[The exercise]
Reproduce the material word for word; the images stay out.

[Record list]
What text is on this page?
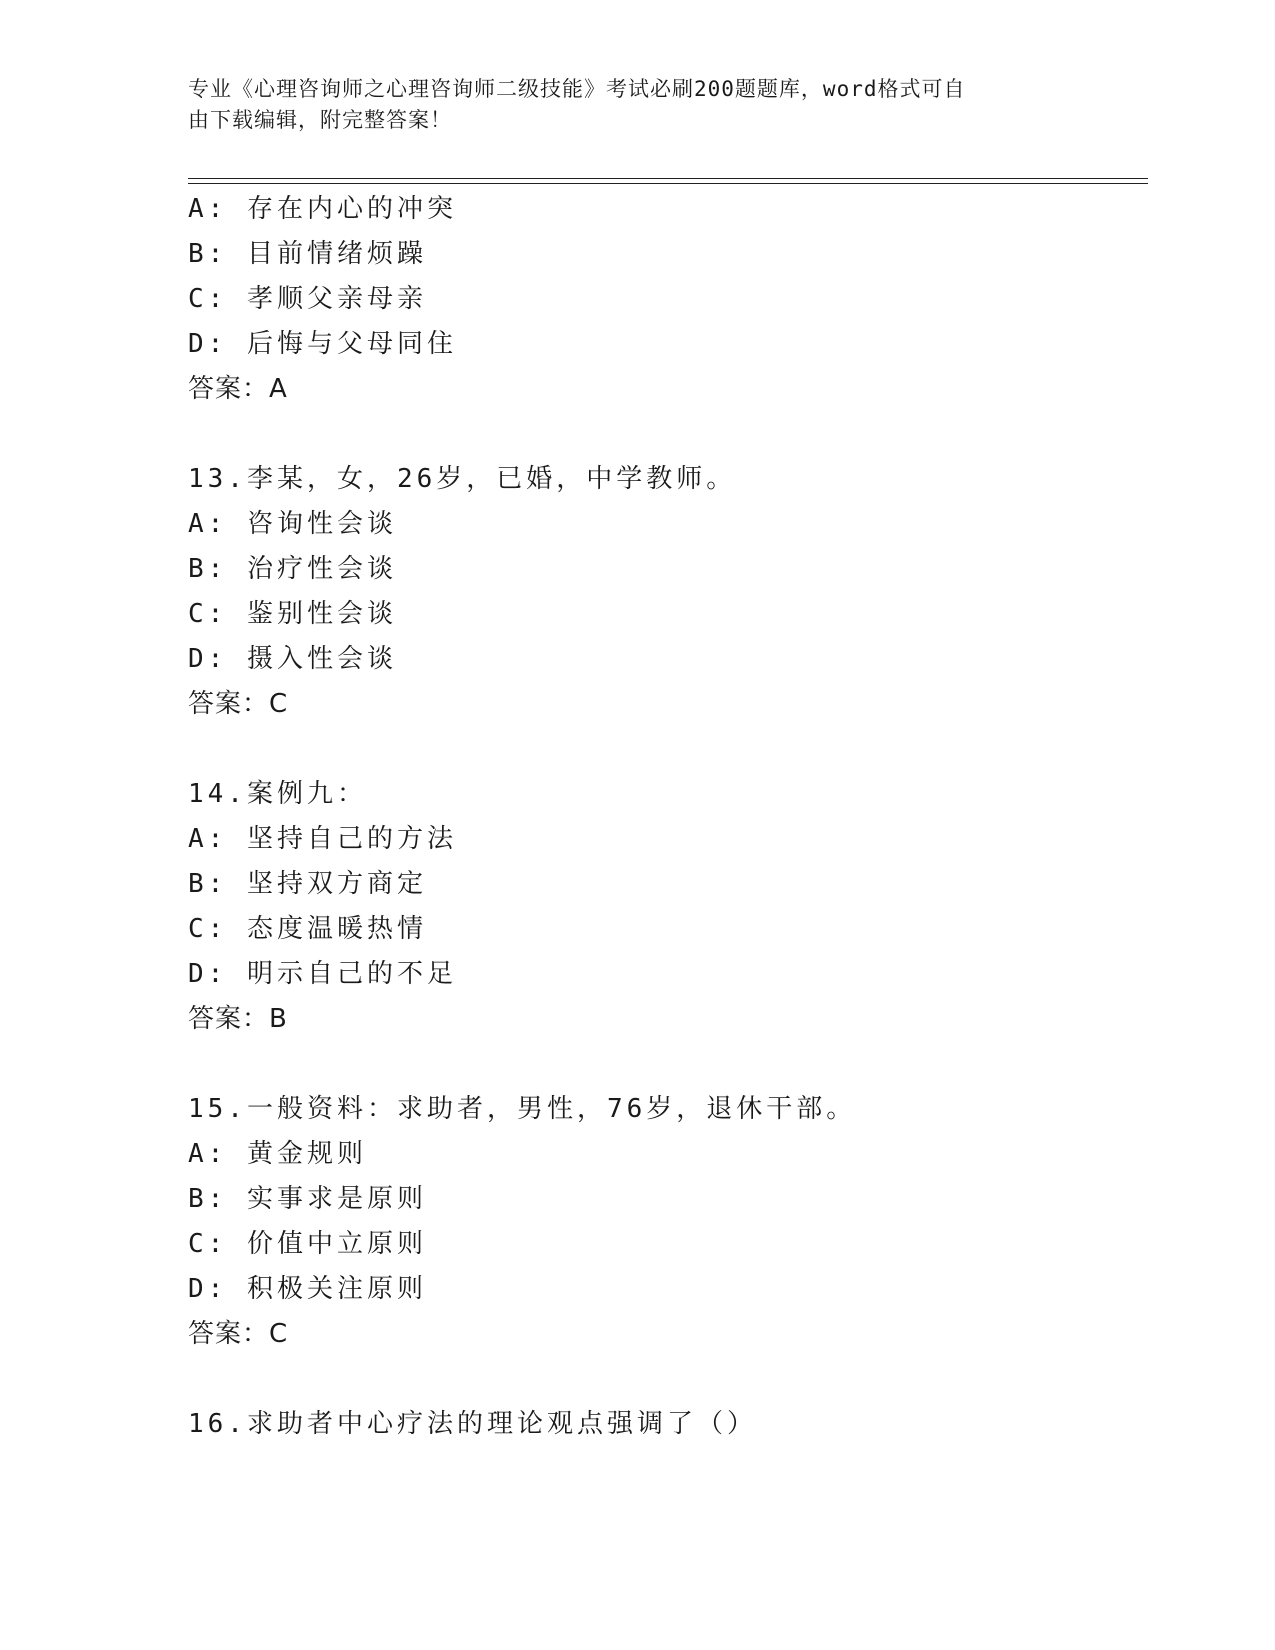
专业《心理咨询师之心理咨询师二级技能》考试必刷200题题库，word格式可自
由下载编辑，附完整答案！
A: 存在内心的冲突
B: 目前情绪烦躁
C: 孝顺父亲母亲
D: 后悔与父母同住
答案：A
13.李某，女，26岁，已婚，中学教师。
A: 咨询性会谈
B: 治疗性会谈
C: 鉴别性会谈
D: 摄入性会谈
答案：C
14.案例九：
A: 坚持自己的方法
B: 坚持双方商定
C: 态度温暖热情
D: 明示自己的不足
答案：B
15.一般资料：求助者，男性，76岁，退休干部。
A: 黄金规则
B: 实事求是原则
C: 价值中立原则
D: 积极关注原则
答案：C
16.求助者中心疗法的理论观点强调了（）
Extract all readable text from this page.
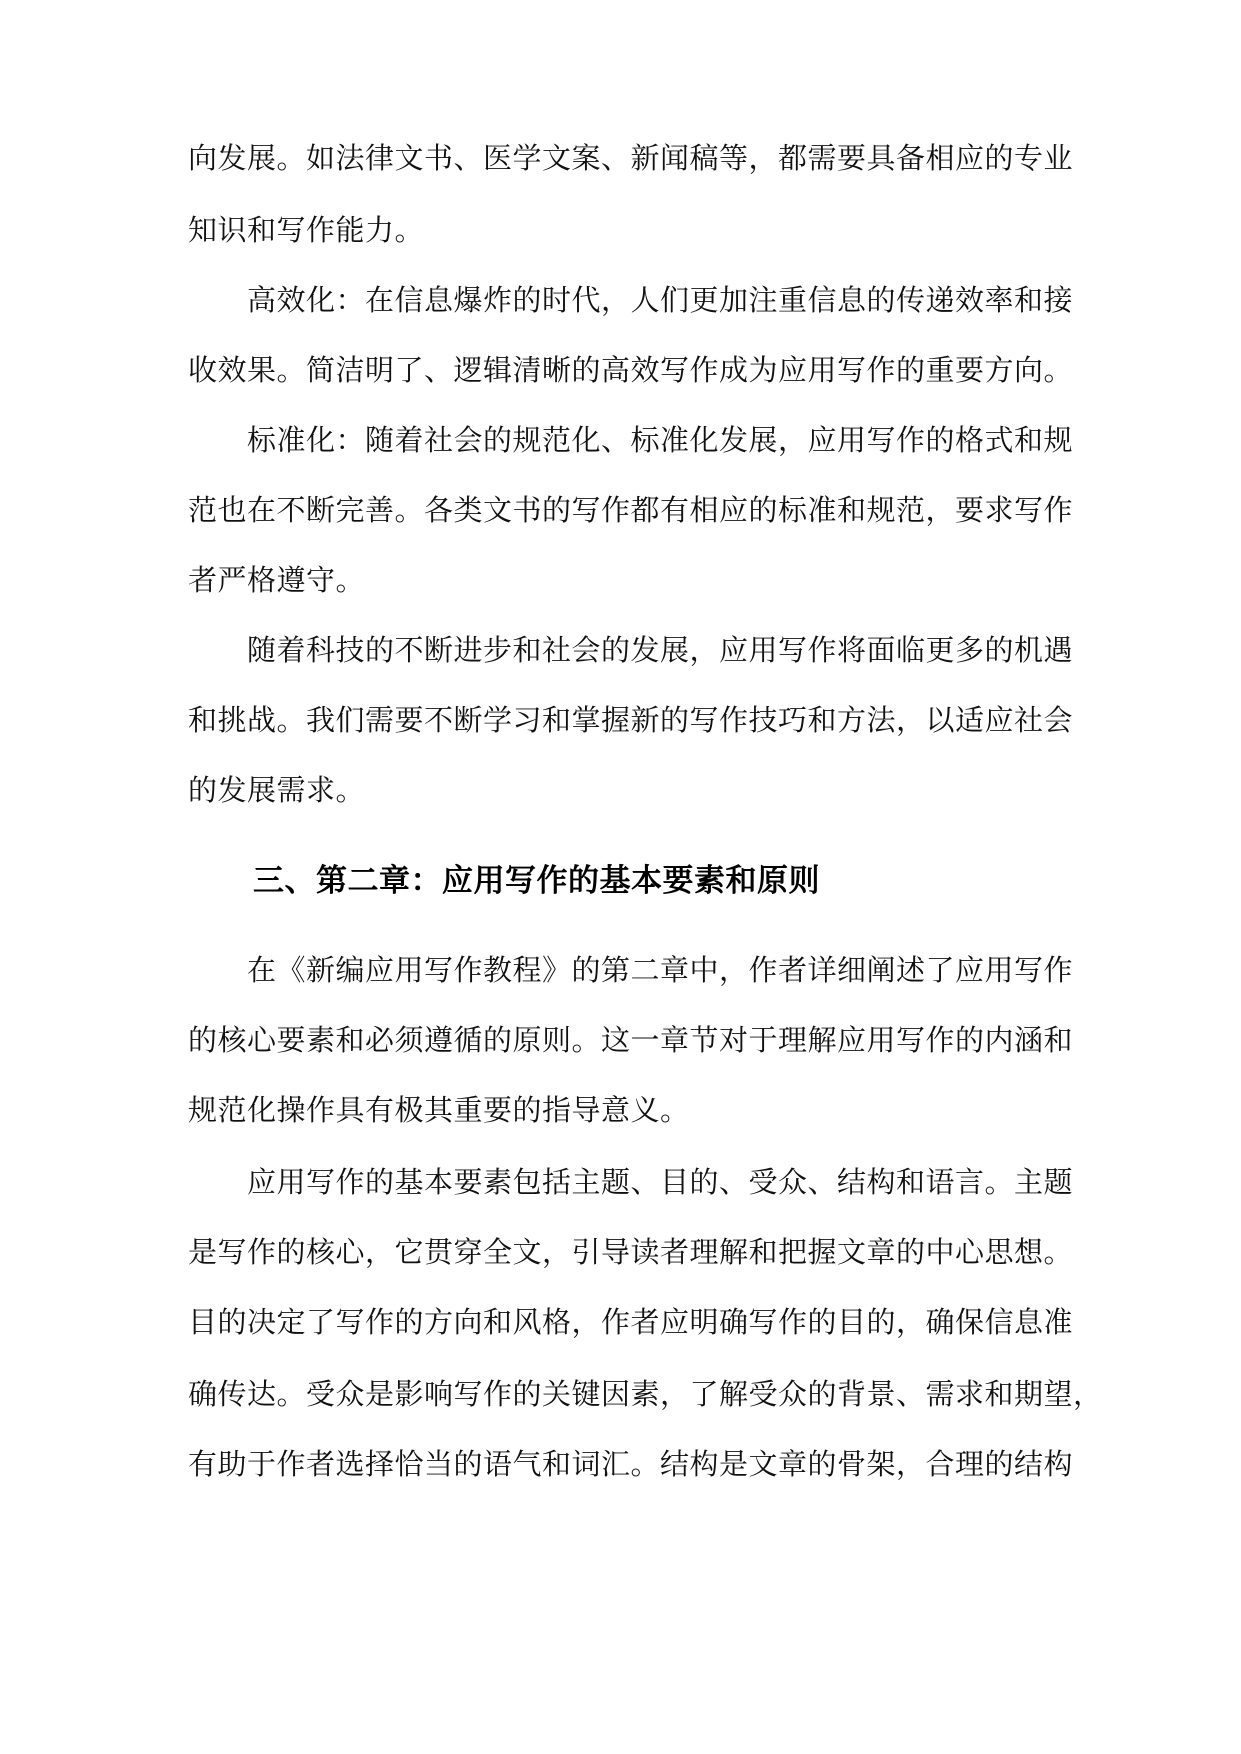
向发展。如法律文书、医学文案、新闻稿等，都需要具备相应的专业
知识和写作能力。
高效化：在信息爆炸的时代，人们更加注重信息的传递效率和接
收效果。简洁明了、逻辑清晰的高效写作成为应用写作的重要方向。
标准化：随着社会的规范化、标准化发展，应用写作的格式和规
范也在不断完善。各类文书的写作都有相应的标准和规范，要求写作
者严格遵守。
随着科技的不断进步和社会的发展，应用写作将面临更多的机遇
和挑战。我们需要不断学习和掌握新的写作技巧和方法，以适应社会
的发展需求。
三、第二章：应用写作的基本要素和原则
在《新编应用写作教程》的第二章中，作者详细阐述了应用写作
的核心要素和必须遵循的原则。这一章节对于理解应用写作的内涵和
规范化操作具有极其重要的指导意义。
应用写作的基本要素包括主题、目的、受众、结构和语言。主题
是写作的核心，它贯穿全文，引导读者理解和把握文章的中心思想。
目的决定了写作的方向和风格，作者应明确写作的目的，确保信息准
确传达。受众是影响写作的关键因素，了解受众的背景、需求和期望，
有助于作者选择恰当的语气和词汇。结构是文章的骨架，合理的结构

[Complete response]
What text is on this page?
专业《心理咨询师之心理咨询师二级技能》考试必刷200题题库，word格式可自
由下载编辑，附完整答案！
A: 存在内心的冲突
B: 目前情绪烦躁
C: 孝顺父亲母亲
D: 后悔与父母同住
答案：A
13.李某，女，26岁，已婚，中学教师。
A: 咨询性会谈
B: 治疗性会谈
C: 鉴别性会谈
D: 摄入性会谈
答案：C
14.案例九：
A: 坚持自己的方法
B: 坚持双方商定
C: 态度温暖热情
D: 明示自己的不足
答案：B
15.一般资料：求助者，男性，76岁，退休干部。
A: 黄金规则
B: 实事求是原则
C: 价值中立原则
D: 积极关注原则
答案：C
16.求助者中心疗法的理论观点强调了（）
Extract all readable text from this page.
向发展。如法律文书、医学文案、新闻稿等，都需要具备相应的专业
知识和写作能力。
高效化：在信息爆炸的时代，人们更加注重信息的传递效率和接
收效果。简洁明了、逻辑清晰的高效写作成为应用写作的重要方向。
标准化：随着社会的规范化、标准化发展，应用写作的格式和规
范也在不断完善。各类文书的写作都有相应的标准和规范，要求写作
者严格遵守。
随着科技的不断进步和社会的发展，应用写作将面临更多的机遇
和挑战。我们需要不断学习和掌握新的写作技巧和方法，以适应社会
的发展需求。
三、第二章：应用写作的基本要素和原则
在《新编应用写作教程》的第二章中，作者详细阐述了应用写作
的核心要素和必须遵循的原则。这一章节对于理解应用写作的内涵和
规范化操作具有极其重要的指导意义。
应用写作的基本要素包括主题、目的、受众、结构和语言。主题
是写作的核心，它贯穿全文，引导读者理解和把握文章的中心思想。
目的决定了写作的方向和风格，作者应明确写作的目的，确保信息准
确传达。受众是影响写作的关键因素，了解受众的背景、需求和期望，
有助于作者选择恰当的语气和词汇。结构是文章的骨架，合理的结构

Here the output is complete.